> **Given instruction**:
What lines of the data include the string "надзору"? Copy them all.

═════ Records shown ═════

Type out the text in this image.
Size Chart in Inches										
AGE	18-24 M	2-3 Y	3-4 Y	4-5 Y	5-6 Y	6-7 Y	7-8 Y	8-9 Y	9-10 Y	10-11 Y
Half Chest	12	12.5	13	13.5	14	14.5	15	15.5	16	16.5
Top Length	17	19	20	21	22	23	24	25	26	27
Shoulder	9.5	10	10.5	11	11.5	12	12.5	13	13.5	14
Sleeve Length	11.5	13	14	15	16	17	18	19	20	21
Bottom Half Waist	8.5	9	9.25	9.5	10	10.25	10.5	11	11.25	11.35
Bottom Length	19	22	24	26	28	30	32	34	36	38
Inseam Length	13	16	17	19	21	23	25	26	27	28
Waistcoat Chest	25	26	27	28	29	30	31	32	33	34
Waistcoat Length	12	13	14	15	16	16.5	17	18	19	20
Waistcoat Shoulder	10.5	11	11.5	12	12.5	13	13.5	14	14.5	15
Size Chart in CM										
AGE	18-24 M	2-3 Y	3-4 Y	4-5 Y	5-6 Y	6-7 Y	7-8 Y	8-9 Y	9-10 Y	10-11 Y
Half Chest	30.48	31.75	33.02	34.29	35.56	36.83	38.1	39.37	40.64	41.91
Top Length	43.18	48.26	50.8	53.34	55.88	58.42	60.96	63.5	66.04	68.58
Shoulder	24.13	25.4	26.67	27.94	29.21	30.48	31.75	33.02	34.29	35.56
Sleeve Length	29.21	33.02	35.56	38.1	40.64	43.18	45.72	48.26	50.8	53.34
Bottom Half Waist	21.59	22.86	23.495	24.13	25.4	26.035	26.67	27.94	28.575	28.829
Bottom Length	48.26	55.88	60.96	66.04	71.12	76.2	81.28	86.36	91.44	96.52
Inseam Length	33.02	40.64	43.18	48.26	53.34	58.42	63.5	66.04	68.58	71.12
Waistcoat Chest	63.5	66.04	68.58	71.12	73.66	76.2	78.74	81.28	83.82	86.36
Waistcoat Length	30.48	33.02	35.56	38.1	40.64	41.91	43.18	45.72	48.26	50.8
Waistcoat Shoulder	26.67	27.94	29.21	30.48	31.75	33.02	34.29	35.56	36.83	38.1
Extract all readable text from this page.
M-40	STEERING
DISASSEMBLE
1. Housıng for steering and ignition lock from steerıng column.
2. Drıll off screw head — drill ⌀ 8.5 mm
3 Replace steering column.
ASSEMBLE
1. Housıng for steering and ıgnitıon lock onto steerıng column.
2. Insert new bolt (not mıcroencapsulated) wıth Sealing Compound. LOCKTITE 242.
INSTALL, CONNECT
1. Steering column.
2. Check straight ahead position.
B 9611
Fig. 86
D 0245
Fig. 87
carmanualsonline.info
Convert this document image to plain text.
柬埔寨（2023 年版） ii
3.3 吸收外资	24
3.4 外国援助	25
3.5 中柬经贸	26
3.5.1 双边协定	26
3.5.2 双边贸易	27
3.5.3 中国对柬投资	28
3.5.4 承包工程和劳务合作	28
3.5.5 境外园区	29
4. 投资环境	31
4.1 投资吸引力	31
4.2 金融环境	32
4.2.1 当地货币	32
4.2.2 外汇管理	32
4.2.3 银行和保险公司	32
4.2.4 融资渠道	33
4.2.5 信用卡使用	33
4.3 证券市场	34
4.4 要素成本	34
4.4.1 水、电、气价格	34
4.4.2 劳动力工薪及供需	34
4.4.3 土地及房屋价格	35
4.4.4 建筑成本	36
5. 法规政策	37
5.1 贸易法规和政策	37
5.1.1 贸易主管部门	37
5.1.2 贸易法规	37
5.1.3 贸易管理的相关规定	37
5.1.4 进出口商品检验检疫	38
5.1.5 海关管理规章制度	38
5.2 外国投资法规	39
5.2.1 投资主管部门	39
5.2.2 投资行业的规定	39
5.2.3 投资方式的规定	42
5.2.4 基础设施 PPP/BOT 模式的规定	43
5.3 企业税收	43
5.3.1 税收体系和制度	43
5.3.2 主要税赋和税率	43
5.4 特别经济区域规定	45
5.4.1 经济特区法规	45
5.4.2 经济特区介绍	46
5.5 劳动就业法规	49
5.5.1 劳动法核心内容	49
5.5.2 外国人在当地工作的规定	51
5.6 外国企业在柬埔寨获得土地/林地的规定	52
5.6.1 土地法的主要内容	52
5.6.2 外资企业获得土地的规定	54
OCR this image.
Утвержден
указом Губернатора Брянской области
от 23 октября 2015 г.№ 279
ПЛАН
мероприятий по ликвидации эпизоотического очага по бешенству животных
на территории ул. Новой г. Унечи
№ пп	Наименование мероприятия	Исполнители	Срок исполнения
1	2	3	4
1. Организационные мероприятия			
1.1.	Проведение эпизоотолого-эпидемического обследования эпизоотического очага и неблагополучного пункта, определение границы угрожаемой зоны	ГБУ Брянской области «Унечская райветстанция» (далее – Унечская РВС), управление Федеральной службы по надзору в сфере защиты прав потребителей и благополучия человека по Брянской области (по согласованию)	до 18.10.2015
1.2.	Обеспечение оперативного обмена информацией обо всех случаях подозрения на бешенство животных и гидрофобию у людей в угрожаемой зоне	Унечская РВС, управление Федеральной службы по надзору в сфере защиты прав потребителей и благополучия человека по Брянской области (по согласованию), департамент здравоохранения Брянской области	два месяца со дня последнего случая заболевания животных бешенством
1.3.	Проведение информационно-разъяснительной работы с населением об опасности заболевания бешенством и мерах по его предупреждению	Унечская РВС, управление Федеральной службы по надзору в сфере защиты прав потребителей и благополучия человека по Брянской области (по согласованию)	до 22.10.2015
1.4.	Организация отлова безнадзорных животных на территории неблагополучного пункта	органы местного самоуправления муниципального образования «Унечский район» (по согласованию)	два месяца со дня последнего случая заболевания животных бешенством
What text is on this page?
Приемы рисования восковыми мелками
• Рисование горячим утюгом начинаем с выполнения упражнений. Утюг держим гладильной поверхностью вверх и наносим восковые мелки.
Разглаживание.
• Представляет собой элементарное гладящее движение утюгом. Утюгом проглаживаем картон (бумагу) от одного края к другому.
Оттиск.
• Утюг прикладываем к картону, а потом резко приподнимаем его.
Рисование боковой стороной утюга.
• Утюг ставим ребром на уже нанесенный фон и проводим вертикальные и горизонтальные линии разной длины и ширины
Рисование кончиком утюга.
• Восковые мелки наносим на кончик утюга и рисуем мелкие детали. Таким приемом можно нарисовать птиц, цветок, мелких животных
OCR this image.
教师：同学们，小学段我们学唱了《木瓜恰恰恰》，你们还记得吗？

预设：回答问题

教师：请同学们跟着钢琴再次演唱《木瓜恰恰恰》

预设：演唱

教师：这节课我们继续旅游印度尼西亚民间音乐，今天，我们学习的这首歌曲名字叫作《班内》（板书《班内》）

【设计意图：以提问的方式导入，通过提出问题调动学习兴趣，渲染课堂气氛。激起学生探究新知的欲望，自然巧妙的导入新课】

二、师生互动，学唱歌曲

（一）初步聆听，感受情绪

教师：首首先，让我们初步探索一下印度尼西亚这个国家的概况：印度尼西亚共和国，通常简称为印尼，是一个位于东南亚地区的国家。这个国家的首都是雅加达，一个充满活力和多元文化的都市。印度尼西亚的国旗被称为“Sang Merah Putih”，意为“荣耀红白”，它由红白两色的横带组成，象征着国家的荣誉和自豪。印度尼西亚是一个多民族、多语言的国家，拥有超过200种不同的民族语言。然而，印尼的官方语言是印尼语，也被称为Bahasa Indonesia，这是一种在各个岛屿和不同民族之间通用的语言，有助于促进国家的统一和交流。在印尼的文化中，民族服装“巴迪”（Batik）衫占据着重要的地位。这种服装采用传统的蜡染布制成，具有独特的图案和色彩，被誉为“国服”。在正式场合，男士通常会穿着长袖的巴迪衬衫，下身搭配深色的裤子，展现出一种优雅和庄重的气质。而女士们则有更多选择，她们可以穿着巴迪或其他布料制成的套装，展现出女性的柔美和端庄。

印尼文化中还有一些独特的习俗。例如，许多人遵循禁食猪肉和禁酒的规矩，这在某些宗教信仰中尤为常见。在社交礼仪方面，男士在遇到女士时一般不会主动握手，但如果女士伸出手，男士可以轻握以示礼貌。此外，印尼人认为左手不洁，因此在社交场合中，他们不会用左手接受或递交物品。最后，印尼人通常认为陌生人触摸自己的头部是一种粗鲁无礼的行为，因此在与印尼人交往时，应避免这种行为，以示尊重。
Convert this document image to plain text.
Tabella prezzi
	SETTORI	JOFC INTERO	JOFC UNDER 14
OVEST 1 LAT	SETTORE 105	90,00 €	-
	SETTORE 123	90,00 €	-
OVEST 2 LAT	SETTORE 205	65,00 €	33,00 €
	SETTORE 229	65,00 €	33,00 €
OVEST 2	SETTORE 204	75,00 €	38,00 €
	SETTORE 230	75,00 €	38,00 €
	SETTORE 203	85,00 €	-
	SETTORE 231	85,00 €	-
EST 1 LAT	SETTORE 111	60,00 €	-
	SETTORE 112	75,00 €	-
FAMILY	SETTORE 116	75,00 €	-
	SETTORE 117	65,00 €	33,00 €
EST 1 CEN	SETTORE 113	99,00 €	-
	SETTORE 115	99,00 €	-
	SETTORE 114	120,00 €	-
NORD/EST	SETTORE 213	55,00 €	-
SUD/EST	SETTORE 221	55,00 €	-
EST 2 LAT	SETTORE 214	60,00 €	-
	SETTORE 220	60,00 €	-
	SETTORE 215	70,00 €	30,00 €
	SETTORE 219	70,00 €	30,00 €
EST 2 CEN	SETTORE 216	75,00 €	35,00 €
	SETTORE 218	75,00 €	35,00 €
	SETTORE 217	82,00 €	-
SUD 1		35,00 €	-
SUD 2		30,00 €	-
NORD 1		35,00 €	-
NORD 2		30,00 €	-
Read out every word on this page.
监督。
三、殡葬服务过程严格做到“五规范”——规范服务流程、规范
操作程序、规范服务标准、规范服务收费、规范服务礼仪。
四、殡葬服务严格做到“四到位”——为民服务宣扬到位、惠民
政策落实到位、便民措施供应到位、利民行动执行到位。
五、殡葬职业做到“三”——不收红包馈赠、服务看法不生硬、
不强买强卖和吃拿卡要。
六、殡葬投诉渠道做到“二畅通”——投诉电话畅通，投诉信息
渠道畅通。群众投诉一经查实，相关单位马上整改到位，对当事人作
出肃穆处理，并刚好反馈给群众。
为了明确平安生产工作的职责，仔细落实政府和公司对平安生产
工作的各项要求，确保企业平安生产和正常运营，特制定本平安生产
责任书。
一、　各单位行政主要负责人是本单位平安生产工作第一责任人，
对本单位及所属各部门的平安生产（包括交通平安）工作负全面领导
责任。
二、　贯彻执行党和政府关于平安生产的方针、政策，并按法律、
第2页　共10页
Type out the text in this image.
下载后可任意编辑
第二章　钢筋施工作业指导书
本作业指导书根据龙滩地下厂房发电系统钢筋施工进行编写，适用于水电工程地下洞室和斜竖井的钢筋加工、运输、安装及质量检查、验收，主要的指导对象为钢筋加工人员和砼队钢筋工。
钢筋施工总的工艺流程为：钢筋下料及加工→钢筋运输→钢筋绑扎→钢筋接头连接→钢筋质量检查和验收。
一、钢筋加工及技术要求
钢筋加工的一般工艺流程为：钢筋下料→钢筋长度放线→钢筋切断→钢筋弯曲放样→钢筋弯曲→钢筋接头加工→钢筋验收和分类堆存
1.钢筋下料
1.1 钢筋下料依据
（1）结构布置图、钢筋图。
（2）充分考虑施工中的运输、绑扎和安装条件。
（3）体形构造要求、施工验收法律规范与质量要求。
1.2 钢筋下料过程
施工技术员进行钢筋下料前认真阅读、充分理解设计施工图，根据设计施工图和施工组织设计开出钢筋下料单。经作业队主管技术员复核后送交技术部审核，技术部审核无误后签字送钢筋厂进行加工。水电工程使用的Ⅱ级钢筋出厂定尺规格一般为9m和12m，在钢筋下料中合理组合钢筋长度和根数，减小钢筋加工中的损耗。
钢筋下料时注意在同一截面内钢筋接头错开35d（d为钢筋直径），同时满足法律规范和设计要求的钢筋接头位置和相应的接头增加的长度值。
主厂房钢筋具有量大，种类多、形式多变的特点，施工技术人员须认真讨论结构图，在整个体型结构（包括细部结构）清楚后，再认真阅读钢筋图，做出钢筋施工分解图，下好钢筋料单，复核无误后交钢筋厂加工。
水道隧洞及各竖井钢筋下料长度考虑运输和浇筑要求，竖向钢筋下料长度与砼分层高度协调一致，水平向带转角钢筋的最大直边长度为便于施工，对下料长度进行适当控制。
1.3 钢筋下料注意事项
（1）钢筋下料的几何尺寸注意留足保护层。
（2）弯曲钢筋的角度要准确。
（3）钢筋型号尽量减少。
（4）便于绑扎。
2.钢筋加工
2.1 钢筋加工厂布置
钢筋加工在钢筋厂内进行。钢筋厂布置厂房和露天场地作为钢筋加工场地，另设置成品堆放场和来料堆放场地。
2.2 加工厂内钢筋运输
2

═════

> **Complete answer**:
1.1.	Проведение эпизоотолого-эпидемического обследования эпизоотического очага и неблагополучного пункта, определение границы угрожаемой зоны	ГБУ Брянской области «Унечская райветстанция» (далее – Унечская РВС), управление Федеральной службы по надзору в сфере защиты прав потребителей и благополучия человека по Брянской области (по согласованию)	до 18.10.2015
1.2.	Обеспечение оперативного обмена информацией обо всех случаях подозрения на бешенство животных и гидрофобию у людей в угрожаемой зоне	Унечская РВС, управление Федеральной службы по надзору в сфере защиты прав потребителей и благополучия человека по Брянской области (по согласованию), департамент здравоохранения Брянской области	два месяца со дня последнего случая заболевания животных бешенством
1.3.	Проведение информационно-разъяснительной работы с населением об опасности заболевания бешенством и мерах по его предупреждению	Унечская РВС, управление Федеральной службы по надзору в сфере защиты прав потребителей и благополучия человека по Брянской области (по согласованию)	до 22.10.2015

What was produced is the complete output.